* [ASSIGNMENT]
Whenever the string "memory" turns up in a line below, that line should be copied.

* [EXCERPTED DATA]
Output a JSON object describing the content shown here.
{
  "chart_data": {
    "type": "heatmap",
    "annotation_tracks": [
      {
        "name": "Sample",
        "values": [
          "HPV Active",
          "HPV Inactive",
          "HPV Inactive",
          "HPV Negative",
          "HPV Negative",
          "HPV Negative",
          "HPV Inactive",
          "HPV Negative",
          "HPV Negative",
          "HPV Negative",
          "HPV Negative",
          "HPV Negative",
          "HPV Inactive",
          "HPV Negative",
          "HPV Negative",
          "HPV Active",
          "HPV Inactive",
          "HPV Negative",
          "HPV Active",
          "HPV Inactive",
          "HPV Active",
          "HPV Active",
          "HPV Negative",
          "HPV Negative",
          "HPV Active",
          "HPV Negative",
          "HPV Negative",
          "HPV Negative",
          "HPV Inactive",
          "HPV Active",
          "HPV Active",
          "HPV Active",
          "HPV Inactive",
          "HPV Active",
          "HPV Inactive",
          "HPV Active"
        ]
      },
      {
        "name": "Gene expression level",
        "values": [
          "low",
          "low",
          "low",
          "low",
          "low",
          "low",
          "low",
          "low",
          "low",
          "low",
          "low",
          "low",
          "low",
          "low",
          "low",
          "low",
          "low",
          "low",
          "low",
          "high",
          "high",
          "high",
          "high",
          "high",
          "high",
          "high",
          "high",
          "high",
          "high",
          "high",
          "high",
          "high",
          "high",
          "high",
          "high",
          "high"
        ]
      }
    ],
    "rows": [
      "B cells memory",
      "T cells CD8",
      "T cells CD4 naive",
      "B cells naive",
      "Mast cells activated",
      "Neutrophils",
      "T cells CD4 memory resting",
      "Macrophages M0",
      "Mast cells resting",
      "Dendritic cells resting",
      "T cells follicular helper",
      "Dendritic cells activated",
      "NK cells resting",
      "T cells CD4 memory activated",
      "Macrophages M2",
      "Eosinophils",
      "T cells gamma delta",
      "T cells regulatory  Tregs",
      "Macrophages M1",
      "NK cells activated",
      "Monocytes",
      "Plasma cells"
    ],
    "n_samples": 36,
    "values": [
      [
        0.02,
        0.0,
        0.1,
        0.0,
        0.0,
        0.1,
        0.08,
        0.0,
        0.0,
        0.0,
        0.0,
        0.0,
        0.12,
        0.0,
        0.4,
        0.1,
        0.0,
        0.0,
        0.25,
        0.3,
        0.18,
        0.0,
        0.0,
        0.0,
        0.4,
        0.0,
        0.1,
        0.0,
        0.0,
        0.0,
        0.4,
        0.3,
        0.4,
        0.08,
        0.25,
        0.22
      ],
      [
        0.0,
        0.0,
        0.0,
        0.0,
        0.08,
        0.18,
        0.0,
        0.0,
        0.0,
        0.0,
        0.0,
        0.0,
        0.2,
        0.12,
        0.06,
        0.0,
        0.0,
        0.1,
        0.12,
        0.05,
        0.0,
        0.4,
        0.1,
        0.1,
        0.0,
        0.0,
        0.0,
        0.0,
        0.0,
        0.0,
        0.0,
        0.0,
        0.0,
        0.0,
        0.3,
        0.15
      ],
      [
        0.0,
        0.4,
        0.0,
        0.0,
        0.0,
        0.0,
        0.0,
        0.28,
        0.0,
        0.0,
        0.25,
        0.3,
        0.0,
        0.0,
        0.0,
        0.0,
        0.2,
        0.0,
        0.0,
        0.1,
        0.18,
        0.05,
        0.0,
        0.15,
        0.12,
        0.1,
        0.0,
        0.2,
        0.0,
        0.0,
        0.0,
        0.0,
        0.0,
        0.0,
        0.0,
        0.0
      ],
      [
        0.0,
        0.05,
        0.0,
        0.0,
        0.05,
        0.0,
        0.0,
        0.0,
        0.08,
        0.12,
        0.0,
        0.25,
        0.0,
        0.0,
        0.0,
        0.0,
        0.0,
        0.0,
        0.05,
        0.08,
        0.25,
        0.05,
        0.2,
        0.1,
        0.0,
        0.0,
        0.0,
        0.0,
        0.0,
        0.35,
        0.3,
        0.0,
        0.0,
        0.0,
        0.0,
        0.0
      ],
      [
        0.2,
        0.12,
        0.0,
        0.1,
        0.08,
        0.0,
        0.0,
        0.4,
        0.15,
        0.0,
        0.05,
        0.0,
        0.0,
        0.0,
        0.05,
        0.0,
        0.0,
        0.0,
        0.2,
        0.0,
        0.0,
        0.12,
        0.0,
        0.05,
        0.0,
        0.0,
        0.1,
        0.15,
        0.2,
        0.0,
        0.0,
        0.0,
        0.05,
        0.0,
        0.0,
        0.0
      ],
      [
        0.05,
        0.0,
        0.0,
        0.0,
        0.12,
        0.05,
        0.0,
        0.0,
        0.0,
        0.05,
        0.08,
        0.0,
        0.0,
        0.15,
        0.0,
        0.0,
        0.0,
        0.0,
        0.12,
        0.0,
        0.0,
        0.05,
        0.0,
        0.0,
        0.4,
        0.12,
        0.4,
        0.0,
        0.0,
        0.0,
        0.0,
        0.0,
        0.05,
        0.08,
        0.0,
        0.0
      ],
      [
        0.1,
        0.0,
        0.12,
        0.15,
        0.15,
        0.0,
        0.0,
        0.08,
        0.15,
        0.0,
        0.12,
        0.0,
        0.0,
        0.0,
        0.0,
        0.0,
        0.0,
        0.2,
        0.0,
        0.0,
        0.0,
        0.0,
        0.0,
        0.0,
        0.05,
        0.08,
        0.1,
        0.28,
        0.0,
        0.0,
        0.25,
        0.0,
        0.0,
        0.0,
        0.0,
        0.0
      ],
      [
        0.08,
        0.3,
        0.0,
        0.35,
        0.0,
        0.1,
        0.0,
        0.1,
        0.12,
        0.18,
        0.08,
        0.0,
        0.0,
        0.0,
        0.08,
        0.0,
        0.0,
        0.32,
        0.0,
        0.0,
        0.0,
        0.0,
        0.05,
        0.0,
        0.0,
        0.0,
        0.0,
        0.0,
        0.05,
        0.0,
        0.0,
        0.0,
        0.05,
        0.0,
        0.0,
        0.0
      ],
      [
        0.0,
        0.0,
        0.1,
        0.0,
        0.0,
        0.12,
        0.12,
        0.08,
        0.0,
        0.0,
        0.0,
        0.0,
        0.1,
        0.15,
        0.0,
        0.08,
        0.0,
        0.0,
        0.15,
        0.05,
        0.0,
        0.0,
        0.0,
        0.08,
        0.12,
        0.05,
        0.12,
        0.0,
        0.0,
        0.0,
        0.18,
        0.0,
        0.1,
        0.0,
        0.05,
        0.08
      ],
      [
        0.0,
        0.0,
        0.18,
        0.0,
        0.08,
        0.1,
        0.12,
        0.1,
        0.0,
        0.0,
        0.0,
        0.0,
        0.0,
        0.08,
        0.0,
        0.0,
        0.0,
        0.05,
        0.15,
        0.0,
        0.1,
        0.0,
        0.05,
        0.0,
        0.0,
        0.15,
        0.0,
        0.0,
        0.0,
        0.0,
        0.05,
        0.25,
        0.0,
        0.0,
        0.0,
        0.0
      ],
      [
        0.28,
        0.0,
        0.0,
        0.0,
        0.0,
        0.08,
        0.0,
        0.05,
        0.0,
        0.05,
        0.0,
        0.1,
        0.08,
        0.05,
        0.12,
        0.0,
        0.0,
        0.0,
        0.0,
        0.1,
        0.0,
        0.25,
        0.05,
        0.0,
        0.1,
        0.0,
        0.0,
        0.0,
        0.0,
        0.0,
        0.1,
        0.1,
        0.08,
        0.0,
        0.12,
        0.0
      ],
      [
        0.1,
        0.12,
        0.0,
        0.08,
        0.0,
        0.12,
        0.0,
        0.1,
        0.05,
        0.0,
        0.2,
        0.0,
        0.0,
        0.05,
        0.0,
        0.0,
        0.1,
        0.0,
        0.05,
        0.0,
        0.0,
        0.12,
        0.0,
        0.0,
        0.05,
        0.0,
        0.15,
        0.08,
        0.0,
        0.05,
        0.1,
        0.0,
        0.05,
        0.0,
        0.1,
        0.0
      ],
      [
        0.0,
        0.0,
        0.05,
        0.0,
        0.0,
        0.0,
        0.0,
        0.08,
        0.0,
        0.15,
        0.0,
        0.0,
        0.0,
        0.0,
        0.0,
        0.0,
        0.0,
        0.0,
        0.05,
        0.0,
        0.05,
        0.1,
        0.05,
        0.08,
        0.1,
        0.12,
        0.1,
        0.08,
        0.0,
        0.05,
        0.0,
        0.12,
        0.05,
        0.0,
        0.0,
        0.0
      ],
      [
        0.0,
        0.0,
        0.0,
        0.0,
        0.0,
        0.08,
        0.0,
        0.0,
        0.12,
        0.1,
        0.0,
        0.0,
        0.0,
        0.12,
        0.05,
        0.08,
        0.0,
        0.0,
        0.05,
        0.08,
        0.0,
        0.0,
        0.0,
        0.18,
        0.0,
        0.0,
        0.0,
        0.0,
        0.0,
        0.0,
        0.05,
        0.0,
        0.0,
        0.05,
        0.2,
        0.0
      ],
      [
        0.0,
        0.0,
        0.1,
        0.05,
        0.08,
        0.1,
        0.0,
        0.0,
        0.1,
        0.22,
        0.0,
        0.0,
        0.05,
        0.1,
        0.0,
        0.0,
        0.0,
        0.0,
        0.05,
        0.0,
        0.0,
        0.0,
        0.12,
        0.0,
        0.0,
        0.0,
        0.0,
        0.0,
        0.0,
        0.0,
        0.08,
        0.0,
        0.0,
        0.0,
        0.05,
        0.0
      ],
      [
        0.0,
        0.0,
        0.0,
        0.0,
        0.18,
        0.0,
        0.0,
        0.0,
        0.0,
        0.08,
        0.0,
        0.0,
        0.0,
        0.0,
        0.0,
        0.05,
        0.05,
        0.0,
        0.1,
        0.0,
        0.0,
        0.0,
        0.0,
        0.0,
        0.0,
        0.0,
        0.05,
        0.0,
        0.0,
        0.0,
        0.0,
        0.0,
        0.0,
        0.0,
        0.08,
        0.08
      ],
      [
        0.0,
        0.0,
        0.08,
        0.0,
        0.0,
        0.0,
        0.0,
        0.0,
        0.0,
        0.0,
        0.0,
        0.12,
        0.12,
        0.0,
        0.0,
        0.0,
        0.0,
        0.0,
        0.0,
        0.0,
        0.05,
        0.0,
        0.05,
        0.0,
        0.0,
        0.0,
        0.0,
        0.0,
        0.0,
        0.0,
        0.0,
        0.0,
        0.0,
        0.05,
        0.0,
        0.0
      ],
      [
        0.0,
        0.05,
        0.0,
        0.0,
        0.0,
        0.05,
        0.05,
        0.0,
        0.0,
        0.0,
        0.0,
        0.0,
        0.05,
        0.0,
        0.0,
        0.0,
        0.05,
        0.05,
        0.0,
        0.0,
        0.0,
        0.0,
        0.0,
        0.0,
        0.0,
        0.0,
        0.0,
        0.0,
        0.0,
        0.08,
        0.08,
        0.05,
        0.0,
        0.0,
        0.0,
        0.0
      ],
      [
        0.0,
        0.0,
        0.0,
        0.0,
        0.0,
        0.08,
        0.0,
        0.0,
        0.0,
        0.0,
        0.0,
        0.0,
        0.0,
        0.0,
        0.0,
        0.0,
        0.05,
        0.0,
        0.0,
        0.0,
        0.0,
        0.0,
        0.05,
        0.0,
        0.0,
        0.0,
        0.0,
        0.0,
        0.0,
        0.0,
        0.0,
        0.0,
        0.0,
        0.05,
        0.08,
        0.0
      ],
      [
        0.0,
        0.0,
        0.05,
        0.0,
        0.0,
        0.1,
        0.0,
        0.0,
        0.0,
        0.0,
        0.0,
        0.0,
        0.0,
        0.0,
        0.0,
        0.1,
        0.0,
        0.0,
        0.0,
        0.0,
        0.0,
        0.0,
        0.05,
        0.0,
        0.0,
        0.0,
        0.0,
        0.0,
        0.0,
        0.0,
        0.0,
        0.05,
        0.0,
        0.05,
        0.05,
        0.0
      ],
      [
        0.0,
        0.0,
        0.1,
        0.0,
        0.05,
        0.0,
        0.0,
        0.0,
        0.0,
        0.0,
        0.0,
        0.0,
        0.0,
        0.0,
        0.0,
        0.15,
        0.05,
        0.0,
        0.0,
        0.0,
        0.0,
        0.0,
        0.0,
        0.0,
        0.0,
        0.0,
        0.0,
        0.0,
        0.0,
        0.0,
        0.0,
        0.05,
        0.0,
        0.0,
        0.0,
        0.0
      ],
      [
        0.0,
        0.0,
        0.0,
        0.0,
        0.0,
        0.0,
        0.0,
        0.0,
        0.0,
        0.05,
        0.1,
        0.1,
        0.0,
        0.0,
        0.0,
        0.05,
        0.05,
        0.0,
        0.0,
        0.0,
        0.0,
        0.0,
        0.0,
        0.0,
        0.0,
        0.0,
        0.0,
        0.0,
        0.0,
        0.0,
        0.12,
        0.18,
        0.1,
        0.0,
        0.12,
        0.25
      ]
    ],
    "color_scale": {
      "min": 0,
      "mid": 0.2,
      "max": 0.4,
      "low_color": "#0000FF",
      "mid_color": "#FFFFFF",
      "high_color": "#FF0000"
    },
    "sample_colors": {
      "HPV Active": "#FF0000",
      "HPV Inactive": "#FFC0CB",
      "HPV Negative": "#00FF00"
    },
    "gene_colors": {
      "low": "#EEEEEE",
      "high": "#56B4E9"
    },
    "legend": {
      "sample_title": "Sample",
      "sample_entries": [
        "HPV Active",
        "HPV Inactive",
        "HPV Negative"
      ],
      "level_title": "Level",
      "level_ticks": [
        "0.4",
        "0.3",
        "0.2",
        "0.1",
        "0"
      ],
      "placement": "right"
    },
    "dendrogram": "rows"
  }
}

* [YOUR SOLUTION]
      "B cells memory",
      "T cells CD4 memory resting",
      "T cells CD4 memory activated",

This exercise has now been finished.